> What is needed:
Search the data below for the word "title" and copy each line that holds it.
- - - - -
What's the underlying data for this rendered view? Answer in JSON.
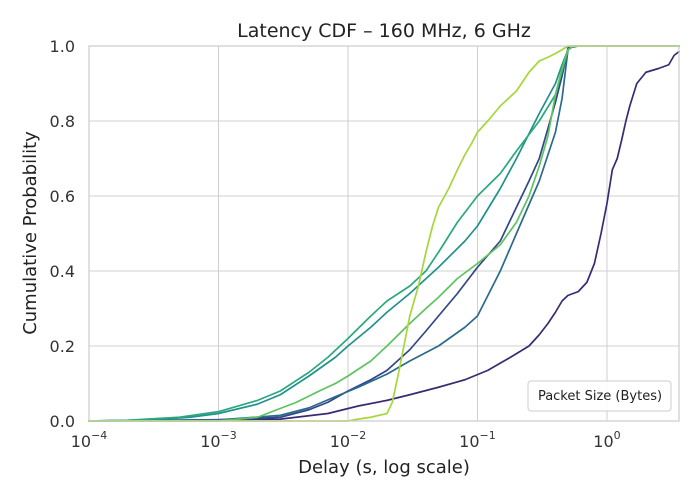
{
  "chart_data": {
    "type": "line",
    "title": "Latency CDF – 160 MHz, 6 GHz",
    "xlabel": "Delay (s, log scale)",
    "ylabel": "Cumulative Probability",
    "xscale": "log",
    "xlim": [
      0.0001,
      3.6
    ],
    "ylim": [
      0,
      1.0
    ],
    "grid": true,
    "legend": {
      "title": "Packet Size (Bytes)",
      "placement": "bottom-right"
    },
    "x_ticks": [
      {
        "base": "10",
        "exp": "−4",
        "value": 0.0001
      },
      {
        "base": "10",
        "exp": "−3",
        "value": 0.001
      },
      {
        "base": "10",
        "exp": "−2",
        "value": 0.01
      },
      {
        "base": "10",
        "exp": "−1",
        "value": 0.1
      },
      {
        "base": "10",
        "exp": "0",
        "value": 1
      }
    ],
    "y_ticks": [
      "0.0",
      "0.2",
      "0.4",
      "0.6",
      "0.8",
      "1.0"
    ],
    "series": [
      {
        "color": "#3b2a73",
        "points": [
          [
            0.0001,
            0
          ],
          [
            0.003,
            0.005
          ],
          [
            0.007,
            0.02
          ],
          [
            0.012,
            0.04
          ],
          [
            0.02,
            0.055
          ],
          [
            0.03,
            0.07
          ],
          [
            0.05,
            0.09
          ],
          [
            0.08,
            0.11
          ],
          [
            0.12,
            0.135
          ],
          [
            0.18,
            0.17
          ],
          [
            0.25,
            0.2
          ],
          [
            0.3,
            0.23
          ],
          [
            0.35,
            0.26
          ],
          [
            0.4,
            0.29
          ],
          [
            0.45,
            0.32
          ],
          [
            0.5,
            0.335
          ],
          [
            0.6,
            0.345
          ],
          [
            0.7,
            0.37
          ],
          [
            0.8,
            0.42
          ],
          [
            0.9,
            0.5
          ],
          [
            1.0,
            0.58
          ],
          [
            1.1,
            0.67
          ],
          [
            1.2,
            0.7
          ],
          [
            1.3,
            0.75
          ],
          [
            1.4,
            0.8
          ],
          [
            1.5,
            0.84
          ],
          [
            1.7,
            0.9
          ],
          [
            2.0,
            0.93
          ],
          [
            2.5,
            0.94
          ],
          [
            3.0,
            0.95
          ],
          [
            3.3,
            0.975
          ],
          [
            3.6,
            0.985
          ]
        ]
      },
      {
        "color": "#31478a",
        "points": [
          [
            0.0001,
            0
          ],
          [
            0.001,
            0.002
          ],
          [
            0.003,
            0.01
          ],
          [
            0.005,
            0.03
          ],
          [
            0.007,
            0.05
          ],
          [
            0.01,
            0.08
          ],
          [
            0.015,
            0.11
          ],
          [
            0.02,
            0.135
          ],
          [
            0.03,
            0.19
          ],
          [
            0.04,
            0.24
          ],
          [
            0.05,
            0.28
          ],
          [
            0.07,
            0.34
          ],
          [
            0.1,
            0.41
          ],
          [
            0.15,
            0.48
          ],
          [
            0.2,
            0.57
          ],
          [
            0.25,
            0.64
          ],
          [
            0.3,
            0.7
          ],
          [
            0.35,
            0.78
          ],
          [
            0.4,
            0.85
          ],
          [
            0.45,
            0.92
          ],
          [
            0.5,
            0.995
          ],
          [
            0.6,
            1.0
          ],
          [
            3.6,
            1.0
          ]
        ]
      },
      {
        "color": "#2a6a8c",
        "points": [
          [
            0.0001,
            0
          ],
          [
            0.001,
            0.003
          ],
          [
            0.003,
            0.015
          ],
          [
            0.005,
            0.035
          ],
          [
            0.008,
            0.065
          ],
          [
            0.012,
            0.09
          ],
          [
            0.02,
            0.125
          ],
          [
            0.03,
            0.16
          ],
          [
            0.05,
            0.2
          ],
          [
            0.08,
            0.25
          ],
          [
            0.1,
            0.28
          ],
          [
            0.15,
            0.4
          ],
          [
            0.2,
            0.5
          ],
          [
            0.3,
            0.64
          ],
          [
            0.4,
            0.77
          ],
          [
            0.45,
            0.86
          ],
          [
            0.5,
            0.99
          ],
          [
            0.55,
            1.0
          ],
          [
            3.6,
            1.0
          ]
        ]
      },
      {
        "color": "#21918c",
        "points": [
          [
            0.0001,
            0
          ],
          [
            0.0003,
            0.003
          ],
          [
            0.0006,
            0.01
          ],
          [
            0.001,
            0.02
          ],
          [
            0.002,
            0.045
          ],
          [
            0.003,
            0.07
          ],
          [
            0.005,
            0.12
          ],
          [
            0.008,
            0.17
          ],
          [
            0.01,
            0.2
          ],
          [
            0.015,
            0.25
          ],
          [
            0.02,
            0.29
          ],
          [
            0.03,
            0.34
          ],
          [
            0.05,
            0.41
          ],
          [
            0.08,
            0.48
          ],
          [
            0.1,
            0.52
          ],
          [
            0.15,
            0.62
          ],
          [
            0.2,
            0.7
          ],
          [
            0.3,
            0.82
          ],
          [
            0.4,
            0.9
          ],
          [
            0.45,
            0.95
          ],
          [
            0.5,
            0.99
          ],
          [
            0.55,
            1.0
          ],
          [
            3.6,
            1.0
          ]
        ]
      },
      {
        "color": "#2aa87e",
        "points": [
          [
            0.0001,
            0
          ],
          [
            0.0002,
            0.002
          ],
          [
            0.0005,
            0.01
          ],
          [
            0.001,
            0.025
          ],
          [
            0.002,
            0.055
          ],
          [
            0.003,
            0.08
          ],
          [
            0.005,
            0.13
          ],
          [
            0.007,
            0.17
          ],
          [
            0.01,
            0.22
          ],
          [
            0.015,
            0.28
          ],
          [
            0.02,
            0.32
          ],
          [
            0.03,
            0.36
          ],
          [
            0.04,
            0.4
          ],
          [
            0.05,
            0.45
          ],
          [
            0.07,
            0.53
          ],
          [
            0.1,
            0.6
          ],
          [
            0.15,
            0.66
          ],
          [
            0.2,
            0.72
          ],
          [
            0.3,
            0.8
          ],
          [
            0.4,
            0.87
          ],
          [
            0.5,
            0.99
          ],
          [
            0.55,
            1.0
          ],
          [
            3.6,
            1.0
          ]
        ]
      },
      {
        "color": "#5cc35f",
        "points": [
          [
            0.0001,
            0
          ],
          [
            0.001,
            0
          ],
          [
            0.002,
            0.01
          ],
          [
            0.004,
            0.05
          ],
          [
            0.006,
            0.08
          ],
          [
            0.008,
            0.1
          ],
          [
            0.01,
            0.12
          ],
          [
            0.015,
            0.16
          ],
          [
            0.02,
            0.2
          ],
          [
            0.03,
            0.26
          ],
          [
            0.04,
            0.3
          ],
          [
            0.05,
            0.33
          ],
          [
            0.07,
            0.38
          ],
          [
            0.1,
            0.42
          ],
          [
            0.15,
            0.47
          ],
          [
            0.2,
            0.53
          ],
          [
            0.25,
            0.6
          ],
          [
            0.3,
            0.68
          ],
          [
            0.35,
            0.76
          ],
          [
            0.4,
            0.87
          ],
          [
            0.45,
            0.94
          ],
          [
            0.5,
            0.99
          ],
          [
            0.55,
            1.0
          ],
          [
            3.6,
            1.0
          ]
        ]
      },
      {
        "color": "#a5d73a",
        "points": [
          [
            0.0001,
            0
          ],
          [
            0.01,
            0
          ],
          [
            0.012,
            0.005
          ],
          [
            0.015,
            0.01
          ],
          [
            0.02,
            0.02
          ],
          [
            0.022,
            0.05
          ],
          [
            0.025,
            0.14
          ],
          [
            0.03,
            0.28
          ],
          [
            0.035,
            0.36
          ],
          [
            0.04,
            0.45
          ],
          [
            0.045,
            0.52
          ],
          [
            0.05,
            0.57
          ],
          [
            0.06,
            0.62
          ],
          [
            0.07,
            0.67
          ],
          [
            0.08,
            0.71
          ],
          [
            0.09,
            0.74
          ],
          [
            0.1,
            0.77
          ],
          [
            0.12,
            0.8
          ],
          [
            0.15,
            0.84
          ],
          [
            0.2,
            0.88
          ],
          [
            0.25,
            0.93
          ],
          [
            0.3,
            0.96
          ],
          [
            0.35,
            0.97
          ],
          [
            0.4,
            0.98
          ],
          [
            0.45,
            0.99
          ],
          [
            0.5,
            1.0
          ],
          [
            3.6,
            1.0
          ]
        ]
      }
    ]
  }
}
- - - - -
> Exercise output:
    "title": "Latency CDF – 160 MHz, 6 GHz",
      "title": "Packet Size (Bytes)",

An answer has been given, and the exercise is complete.